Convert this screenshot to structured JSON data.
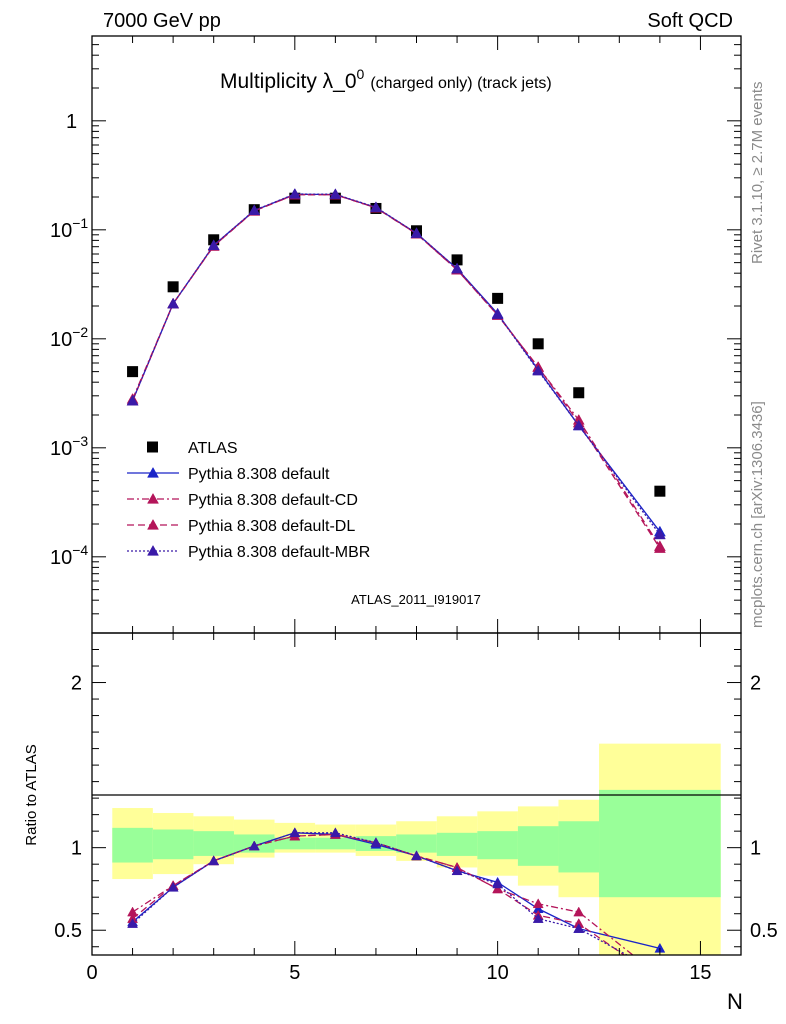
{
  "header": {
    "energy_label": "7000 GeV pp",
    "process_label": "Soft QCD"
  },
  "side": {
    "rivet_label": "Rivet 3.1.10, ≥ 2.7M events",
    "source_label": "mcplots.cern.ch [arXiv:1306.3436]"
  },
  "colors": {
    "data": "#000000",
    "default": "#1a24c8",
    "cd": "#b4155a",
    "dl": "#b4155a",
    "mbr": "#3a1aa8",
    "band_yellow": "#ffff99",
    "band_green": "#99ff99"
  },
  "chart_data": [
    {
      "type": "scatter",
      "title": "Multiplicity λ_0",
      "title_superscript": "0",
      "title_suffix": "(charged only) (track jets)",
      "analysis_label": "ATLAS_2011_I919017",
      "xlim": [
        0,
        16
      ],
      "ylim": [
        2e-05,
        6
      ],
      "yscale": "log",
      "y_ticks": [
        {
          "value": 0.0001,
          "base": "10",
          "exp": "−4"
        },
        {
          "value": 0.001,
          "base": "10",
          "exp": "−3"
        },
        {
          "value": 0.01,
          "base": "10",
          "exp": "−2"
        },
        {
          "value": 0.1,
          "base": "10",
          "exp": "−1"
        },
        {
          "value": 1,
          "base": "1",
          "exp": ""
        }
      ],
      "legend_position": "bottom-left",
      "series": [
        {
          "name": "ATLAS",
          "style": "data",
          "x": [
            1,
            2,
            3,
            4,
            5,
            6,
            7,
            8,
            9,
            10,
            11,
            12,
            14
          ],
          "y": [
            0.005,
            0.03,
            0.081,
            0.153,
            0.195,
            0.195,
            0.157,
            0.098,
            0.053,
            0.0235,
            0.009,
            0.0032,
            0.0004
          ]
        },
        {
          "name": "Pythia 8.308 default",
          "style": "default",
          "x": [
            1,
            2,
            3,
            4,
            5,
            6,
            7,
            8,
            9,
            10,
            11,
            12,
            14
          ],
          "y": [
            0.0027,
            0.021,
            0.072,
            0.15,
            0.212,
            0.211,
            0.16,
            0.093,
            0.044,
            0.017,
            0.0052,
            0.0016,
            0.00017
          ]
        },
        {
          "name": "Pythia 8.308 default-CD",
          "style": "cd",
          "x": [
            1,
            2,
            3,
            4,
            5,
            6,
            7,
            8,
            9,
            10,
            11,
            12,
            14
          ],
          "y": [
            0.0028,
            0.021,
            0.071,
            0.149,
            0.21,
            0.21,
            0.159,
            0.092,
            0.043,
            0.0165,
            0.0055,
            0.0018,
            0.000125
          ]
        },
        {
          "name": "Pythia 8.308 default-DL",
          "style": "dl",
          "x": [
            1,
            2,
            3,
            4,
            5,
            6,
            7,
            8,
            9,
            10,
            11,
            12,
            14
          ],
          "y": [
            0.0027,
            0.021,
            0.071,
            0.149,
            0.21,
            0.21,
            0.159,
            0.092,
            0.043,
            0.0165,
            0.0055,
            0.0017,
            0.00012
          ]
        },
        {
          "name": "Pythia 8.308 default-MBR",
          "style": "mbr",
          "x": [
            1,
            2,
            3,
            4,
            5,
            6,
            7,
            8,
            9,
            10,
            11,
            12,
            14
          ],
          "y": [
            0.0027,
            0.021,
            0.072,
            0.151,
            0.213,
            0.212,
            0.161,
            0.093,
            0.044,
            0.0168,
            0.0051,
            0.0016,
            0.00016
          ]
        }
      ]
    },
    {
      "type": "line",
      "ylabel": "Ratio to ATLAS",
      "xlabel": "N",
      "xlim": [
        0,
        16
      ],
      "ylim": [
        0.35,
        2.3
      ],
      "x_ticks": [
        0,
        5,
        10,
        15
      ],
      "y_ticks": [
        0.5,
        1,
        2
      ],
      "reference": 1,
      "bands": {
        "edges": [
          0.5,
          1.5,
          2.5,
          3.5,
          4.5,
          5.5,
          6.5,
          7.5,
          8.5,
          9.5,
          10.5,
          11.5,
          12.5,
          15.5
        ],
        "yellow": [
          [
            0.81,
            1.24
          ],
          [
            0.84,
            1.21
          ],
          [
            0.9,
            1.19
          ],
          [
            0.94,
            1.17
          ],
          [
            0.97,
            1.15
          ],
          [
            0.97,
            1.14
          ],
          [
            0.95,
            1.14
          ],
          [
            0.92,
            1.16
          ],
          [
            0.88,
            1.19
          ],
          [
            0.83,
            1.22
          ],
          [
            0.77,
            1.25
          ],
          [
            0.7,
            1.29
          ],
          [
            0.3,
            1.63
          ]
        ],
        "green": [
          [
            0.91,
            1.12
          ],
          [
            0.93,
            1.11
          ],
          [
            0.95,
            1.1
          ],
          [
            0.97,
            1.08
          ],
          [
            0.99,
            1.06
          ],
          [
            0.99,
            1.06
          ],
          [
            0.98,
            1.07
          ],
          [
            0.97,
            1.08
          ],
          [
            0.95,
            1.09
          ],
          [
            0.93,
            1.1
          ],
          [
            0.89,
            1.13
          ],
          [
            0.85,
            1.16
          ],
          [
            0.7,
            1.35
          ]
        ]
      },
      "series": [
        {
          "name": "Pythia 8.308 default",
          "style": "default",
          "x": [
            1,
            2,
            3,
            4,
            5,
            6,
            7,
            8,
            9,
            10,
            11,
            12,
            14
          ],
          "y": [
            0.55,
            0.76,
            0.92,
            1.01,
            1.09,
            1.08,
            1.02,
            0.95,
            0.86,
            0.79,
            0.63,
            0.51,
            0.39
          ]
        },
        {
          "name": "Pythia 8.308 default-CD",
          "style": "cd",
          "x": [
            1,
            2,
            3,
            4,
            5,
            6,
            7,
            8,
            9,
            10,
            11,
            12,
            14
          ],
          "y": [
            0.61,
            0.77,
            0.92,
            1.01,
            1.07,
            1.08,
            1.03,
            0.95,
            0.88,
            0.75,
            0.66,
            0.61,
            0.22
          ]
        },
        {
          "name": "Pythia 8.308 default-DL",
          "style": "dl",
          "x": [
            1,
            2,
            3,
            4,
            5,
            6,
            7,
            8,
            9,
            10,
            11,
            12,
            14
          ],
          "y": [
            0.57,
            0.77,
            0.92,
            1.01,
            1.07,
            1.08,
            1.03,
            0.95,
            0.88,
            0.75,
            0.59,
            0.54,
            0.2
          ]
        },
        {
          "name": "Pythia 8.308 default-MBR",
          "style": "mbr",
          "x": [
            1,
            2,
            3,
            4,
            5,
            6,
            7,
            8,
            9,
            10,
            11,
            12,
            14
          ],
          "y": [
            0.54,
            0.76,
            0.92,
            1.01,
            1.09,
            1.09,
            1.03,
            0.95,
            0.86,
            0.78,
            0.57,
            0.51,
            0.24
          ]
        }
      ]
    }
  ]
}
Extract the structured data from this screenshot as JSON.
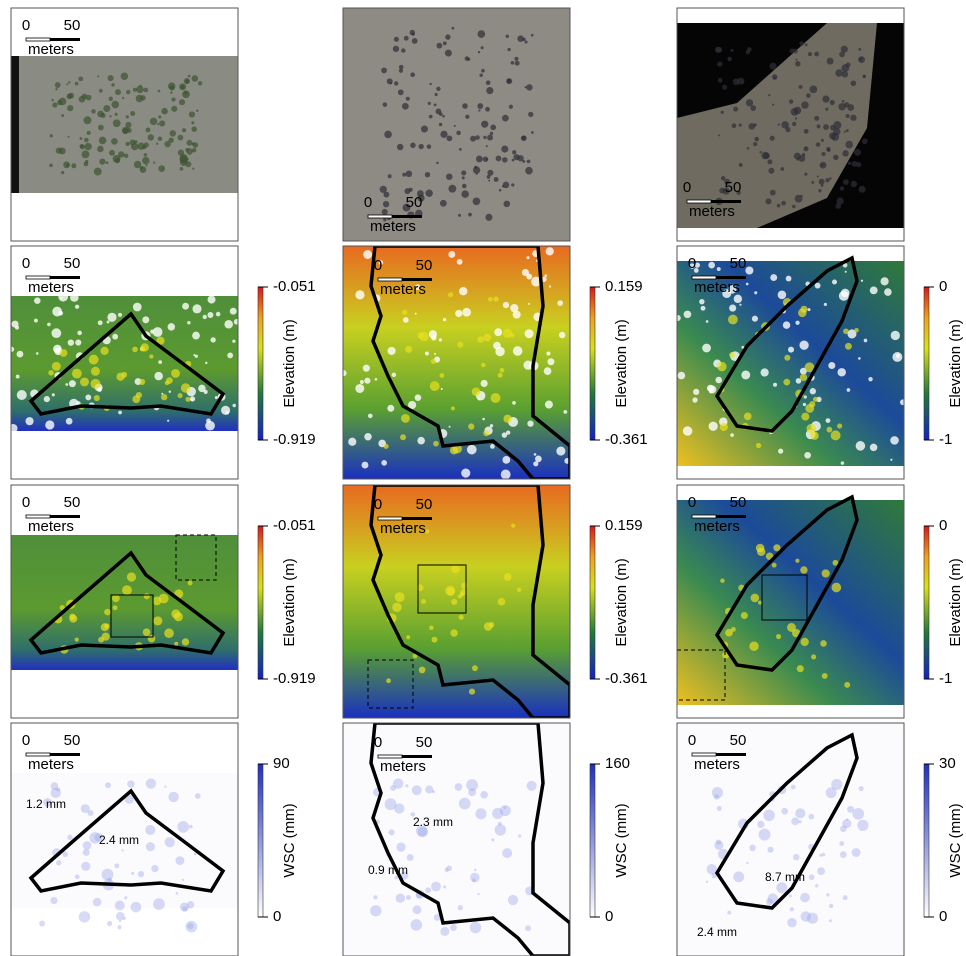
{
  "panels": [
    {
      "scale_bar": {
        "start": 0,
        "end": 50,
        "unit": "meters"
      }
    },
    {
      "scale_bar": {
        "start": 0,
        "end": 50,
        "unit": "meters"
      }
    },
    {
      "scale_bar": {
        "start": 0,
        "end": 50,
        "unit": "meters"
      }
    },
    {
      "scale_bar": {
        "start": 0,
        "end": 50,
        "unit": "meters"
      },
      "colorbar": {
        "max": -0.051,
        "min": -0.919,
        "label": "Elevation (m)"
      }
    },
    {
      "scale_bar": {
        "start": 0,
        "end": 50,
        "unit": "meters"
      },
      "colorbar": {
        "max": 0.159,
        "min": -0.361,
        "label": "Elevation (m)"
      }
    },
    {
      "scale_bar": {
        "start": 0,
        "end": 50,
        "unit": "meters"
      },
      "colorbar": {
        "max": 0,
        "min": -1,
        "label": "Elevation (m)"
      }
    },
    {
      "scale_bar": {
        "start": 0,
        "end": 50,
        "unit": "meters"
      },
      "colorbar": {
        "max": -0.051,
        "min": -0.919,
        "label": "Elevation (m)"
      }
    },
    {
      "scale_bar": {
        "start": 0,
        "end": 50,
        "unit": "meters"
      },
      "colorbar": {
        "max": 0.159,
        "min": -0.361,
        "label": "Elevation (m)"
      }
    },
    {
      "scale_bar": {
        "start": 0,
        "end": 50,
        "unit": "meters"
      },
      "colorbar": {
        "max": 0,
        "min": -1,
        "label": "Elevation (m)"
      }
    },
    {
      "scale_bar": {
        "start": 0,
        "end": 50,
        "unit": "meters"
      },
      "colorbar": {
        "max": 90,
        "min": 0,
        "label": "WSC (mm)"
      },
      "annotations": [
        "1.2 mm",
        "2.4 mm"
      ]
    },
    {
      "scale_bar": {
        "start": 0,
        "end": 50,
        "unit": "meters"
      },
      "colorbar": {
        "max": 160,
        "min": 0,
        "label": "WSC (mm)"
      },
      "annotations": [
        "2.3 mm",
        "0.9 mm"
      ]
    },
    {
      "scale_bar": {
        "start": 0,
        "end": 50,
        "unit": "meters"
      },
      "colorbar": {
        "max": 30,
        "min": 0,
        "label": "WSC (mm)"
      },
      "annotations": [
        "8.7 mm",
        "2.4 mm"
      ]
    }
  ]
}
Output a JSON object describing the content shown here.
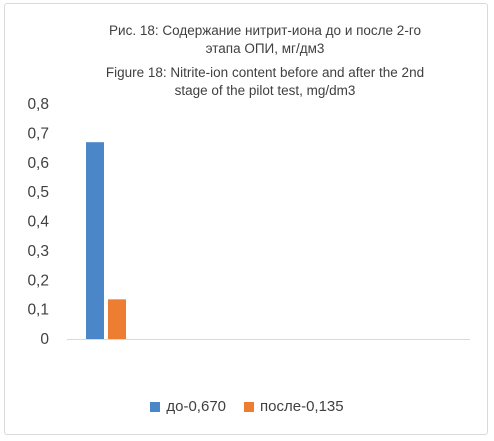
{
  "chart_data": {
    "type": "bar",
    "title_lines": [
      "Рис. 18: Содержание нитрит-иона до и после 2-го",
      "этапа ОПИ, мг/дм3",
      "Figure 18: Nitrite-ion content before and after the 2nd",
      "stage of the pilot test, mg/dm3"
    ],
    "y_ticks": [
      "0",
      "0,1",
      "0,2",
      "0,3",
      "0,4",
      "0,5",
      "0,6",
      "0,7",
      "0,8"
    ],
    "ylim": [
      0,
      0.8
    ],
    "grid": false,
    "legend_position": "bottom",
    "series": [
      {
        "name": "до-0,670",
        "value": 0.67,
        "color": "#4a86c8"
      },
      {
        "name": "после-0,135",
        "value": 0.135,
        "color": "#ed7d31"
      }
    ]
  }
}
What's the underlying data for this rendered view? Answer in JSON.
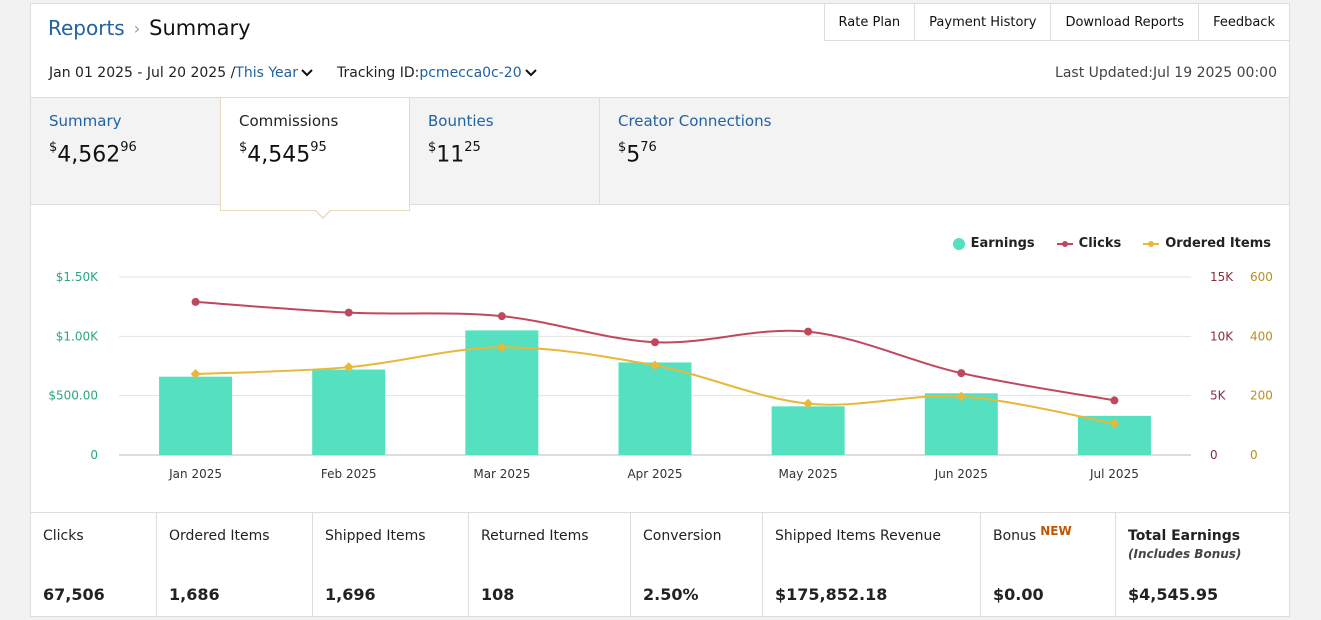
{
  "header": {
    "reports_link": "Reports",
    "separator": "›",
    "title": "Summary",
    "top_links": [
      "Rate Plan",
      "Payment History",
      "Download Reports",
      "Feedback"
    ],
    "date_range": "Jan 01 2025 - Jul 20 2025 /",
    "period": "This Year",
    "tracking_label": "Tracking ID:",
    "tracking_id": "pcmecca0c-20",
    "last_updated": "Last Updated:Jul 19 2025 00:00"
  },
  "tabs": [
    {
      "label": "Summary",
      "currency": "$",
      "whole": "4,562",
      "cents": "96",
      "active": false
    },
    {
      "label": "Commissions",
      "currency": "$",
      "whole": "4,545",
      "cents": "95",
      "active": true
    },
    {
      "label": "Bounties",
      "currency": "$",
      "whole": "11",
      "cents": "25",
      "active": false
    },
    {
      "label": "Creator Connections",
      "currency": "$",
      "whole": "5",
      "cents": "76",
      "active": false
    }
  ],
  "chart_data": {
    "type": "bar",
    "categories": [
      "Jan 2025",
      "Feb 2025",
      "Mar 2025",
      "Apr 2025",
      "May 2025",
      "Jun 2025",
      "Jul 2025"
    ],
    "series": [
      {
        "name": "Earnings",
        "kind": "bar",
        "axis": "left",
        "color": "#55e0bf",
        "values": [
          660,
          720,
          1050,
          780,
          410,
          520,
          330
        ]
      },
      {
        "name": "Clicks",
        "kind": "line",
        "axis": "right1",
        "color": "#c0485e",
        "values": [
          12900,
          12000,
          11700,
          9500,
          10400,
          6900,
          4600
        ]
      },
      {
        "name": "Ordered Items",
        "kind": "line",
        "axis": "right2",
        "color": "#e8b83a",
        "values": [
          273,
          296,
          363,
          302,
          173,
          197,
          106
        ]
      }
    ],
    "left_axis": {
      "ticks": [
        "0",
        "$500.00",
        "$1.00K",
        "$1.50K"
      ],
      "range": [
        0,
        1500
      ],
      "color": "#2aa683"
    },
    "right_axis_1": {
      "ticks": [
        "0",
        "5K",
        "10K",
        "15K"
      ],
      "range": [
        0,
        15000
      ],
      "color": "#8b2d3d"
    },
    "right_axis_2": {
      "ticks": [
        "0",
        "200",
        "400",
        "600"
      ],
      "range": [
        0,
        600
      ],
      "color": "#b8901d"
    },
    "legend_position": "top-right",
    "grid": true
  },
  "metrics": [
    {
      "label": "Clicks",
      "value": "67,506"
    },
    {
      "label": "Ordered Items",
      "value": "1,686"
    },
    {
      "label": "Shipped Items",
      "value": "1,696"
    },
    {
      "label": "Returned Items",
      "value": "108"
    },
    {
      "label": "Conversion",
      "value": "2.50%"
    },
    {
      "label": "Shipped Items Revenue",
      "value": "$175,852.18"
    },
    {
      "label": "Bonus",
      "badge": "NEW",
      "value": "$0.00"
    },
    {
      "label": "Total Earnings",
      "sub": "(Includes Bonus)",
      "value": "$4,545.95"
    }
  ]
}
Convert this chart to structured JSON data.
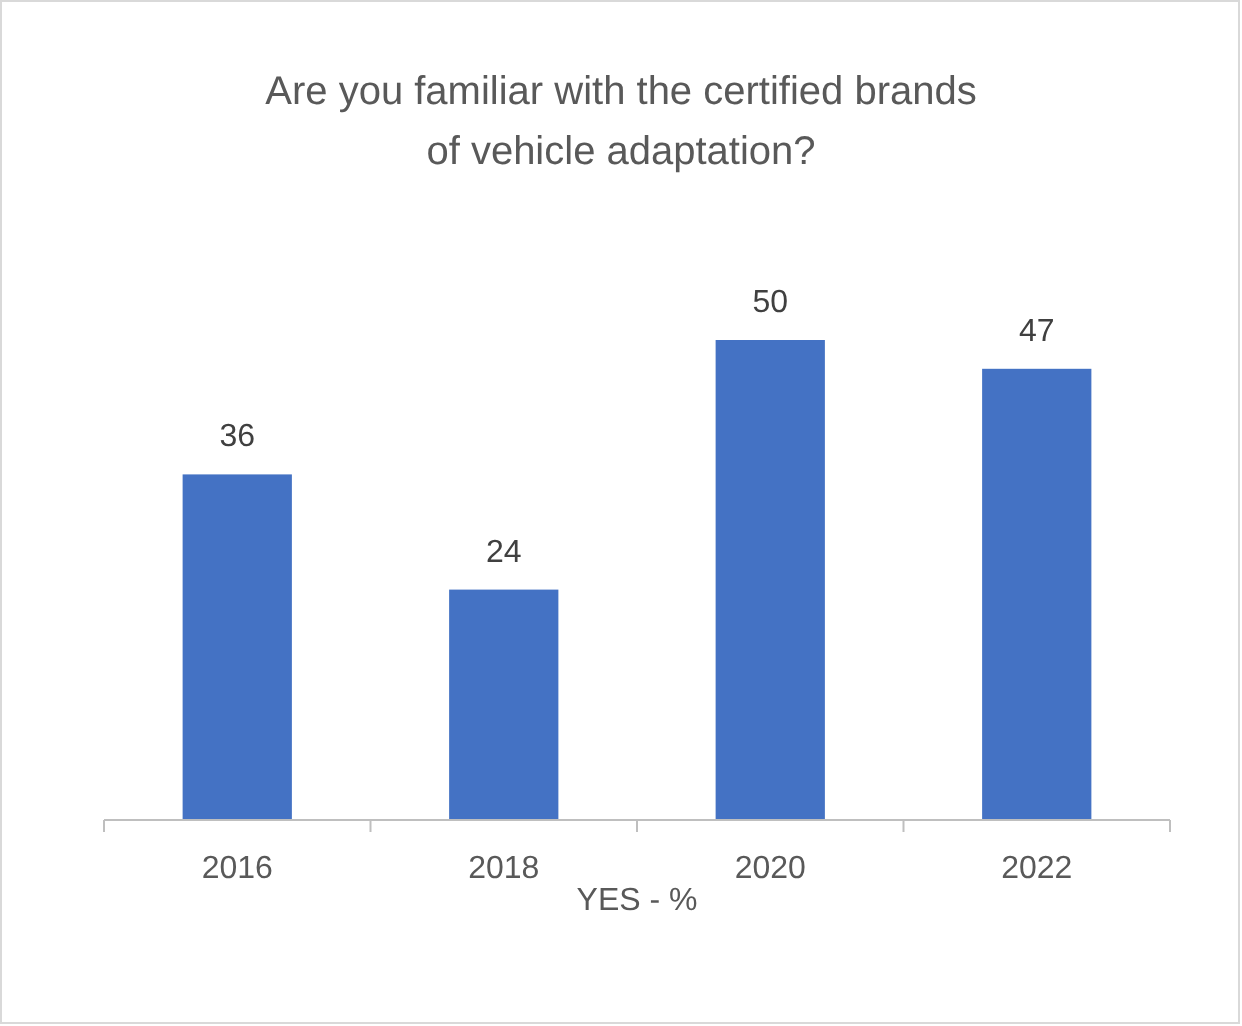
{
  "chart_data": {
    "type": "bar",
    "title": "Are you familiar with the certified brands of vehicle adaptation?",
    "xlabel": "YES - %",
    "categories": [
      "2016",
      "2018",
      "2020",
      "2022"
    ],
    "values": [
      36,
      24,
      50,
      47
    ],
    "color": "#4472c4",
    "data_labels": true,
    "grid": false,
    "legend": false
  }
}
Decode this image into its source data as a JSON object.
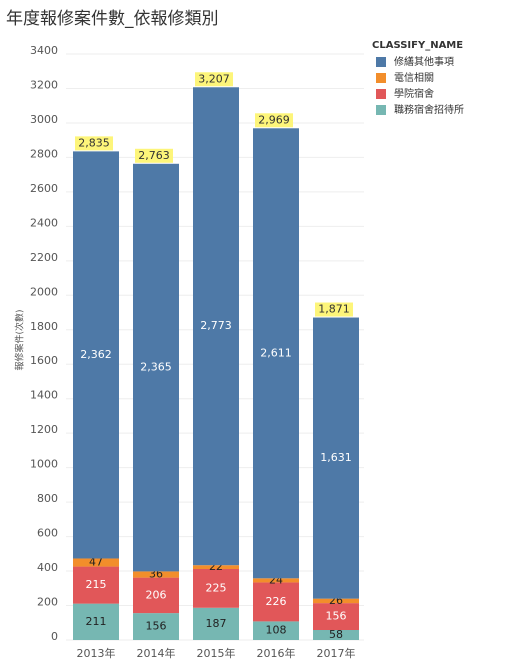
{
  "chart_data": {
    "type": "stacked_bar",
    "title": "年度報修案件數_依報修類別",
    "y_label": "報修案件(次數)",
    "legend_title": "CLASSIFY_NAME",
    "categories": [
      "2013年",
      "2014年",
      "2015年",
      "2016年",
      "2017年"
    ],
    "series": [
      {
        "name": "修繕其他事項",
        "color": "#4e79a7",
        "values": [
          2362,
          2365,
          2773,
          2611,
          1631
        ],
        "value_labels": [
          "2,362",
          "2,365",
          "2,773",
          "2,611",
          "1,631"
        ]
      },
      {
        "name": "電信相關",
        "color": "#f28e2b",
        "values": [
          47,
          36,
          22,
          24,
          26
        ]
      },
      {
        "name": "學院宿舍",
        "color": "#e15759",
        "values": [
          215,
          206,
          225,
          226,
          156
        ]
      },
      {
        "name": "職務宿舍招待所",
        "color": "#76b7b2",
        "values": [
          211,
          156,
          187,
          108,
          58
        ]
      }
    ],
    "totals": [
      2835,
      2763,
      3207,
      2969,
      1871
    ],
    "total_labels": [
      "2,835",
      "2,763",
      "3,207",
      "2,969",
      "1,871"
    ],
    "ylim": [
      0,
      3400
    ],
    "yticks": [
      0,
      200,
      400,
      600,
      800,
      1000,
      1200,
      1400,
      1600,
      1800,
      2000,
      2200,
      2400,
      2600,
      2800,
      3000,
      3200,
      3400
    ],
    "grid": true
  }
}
================================
* _Problem description_
Find every line above that contains the word "Items", and return each one.

* _Full output_
        "name": "Ordered Items",
      "label": "Ordered Items",
      "label": "Shipped Items",
      "label": "Returned Items",
      "label": "Shipped Items Revenue",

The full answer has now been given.